== STATED GOAL ==
Report every line from the material that contains the word "MiddleHarbour".
+++ DATASET ROWS
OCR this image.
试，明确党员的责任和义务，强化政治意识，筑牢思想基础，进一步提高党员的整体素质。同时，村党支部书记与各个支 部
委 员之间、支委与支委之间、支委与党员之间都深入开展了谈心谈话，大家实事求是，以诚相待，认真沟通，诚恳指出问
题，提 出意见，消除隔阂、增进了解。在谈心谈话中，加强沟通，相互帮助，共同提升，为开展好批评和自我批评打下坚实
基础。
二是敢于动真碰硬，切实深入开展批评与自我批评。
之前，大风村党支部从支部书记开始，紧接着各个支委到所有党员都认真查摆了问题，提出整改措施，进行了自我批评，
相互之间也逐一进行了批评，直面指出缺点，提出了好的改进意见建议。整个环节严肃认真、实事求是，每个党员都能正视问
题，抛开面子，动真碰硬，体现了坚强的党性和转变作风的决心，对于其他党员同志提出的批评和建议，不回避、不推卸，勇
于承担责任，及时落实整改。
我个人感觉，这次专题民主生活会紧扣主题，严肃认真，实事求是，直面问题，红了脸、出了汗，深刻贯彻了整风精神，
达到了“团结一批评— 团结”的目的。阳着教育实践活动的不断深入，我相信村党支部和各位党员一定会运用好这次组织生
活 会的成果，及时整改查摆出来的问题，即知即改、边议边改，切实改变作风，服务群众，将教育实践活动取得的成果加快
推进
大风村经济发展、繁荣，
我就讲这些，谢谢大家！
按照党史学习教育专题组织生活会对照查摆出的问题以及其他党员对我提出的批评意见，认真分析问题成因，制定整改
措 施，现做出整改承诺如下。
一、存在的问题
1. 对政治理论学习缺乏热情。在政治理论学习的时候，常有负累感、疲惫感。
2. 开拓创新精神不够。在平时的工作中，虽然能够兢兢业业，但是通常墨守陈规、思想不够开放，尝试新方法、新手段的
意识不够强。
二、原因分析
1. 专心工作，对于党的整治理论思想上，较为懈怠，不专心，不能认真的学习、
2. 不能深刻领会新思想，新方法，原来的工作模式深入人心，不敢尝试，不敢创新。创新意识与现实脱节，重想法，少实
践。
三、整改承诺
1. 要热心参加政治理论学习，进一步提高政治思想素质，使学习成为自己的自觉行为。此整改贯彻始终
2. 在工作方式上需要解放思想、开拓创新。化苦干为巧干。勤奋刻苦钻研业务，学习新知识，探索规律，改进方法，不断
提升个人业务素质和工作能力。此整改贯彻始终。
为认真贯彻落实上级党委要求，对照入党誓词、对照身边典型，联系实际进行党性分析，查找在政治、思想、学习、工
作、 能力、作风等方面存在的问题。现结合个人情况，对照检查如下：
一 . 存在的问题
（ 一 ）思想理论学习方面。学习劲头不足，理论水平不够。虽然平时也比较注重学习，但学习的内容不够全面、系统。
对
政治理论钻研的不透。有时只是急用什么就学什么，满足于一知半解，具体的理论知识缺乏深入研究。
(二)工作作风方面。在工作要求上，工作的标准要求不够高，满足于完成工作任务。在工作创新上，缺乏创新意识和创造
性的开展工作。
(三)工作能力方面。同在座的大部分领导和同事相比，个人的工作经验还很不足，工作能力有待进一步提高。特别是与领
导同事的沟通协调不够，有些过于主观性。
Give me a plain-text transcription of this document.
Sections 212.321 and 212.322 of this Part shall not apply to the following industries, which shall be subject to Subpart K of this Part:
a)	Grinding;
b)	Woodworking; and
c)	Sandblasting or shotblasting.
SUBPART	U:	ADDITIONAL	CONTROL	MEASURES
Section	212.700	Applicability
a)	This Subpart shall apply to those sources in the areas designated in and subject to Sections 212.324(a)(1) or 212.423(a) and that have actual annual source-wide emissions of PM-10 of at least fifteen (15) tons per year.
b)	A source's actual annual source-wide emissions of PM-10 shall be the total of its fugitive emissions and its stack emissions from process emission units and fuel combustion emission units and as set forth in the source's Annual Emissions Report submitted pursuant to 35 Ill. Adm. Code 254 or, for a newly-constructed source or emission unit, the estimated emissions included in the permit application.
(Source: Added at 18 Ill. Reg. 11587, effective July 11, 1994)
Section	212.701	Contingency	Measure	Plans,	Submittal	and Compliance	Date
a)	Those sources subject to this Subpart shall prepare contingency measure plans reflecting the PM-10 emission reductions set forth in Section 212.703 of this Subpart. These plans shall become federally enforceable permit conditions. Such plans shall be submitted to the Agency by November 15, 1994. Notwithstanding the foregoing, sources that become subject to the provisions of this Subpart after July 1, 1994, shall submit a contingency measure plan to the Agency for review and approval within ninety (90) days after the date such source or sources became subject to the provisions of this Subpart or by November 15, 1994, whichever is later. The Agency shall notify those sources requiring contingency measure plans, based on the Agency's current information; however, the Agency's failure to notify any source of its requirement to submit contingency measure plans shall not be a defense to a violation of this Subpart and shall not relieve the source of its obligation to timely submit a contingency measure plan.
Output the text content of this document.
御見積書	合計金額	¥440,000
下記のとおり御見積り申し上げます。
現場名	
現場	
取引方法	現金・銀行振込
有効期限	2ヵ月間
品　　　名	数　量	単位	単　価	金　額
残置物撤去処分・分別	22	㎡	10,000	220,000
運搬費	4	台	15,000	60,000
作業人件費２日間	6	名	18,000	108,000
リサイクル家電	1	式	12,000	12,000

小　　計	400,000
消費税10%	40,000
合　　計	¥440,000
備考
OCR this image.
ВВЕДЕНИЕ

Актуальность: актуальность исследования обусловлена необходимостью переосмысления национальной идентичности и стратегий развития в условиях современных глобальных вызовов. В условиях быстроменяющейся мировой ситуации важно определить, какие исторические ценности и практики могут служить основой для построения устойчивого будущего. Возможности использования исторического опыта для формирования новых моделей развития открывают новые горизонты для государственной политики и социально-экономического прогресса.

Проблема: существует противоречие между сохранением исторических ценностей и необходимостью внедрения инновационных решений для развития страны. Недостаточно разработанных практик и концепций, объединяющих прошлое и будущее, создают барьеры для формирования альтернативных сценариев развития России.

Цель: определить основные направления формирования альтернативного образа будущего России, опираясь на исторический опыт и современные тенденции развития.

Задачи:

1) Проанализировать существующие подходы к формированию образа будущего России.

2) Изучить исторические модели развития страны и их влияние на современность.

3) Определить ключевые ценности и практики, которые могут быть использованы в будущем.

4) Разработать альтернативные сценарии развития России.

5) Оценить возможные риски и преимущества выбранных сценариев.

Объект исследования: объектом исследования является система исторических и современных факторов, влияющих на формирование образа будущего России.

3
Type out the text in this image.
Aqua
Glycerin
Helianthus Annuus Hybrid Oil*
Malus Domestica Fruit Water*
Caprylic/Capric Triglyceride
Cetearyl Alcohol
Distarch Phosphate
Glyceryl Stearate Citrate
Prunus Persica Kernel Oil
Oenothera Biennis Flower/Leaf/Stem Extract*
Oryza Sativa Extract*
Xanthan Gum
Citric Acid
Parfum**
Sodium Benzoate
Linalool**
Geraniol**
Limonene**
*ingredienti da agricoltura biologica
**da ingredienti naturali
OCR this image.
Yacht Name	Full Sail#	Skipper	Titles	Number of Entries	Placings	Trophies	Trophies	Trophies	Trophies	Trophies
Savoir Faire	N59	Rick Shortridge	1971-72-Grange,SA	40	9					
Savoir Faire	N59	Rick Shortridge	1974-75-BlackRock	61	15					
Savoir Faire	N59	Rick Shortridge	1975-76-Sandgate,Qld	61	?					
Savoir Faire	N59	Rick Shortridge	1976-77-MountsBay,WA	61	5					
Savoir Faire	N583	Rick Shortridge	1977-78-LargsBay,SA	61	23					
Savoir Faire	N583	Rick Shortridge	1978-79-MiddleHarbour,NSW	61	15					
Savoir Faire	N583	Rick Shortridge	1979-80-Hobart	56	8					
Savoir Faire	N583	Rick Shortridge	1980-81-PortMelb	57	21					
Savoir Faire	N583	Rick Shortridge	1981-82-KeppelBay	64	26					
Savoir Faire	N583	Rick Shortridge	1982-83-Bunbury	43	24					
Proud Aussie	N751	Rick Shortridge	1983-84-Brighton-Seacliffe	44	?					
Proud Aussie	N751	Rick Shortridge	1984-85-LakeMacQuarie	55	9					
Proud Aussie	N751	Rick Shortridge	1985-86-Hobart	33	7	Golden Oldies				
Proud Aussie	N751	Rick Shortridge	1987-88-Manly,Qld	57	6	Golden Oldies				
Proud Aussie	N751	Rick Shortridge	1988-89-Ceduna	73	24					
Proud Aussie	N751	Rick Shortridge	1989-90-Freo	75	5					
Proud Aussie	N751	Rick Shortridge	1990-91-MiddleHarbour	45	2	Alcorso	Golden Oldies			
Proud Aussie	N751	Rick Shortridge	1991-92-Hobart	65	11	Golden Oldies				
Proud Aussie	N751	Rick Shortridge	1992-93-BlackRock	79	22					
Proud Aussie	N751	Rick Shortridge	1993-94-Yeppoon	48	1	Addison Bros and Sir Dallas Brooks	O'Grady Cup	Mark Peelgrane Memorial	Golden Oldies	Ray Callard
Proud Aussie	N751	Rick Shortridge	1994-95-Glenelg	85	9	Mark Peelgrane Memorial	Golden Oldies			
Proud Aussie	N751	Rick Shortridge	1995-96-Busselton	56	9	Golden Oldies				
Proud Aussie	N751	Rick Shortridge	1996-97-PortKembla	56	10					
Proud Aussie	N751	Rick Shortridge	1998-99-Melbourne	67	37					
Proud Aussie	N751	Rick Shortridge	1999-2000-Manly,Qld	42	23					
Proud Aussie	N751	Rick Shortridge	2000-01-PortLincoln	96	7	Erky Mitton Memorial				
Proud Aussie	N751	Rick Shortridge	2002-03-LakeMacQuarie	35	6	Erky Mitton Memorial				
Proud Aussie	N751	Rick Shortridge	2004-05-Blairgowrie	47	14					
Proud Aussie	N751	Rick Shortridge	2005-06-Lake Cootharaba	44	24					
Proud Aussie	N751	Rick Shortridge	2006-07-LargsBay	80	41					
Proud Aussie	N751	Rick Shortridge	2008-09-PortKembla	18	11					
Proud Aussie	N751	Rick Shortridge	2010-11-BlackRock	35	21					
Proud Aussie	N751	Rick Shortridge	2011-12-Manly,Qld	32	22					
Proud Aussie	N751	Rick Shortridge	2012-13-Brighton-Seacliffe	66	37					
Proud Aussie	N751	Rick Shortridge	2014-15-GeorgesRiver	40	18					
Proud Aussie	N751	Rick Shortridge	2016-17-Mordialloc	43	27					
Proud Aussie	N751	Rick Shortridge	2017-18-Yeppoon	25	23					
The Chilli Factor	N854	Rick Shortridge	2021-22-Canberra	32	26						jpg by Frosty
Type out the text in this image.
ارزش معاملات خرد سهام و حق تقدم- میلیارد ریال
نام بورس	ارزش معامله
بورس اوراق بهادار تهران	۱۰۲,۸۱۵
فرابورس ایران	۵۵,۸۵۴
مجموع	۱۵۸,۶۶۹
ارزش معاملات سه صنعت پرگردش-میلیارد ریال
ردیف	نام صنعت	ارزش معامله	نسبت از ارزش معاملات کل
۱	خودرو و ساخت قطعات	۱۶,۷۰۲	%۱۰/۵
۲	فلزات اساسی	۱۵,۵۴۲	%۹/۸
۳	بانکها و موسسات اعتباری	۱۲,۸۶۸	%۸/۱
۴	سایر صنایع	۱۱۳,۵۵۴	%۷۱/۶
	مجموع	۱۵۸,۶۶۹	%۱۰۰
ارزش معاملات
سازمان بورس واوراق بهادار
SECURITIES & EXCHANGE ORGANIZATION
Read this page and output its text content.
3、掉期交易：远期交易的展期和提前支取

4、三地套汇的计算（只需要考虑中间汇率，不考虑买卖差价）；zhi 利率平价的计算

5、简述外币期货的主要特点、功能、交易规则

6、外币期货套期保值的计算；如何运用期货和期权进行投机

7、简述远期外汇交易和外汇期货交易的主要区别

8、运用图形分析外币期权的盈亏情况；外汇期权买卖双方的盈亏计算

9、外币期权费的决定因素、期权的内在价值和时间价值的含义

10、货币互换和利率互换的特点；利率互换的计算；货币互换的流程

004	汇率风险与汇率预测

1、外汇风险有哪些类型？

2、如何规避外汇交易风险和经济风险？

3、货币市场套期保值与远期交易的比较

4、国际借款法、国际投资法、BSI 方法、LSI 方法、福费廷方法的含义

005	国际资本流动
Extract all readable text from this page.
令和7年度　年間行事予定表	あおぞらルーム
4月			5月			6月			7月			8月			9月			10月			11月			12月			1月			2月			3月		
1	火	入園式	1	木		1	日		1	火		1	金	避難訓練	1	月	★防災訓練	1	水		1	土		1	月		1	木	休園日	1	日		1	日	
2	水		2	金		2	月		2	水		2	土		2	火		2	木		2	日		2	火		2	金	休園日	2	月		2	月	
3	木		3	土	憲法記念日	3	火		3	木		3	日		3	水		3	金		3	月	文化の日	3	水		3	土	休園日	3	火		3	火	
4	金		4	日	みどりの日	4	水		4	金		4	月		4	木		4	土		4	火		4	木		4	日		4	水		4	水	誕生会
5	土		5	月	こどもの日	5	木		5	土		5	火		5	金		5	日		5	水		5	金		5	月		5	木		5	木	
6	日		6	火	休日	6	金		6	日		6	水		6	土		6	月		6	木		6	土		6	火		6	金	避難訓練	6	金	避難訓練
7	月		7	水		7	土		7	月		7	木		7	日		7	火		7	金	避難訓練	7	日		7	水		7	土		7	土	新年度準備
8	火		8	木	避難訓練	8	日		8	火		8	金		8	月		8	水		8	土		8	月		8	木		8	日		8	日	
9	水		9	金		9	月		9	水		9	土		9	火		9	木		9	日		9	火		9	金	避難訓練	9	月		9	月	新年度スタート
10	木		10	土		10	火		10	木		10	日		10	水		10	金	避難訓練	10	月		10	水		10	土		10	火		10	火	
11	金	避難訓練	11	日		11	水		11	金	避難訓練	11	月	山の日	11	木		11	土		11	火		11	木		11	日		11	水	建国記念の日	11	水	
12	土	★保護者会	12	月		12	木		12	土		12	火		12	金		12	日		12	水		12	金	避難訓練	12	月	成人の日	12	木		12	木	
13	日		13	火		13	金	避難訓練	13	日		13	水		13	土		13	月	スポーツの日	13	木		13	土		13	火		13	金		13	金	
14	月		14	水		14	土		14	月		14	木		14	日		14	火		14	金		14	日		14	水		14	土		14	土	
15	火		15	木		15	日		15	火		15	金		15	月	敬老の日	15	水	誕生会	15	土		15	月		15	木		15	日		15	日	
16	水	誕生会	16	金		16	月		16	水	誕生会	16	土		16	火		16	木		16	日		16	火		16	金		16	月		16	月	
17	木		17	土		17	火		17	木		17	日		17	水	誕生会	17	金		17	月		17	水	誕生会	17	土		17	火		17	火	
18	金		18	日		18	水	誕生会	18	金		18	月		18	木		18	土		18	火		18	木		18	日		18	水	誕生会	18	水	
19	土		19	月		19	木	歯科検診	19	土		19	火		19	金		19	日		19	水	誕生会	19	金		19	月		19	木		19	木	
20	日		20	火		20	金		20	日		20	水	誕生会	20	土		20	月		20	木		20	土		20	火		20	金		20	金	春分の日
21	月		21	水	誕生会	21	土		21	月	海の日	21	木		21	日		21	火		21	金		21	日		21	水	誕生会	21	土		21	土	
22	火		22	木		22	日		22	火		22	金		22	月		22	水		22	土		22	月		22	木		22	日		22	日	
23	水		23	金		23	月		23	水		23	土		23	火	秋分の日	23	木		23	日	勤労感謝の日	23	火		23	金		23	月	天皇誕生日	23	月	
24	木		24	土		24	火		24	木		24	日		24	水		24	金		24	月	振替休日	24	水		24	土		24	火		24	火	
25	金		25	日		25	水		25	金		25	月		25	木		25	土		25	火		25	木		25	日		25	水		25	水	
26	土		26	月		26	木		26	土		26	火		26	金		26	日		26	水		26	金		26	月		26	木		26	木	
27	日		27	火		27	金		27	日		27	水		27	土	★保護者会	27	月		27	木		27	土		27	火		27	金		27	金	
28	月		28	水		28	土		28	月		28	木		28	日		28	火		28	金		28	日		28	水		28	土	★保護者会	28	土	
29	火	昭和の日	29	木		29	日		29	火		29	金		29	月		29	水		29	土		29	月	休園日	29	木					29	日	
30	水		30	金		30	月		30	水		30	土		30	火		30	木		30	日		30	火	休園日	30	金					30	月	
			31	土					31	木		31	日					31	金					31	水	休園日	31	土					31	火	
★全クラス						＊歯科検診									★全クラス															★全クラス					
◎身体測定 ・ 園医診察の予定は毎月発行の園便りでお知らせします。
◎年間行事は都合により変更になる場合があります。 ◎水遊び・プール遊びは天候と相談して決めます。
++++++
== FINAL RESULT ==
Savoir Faire	N583	Rick Shortridge	1978-79-MiddleHarbour,NSW	61	15					
Proud Aussie	N751	Rick Shortridge	1990-91-MiddleHarbour	45	2	Alcorso	Golden Oldies			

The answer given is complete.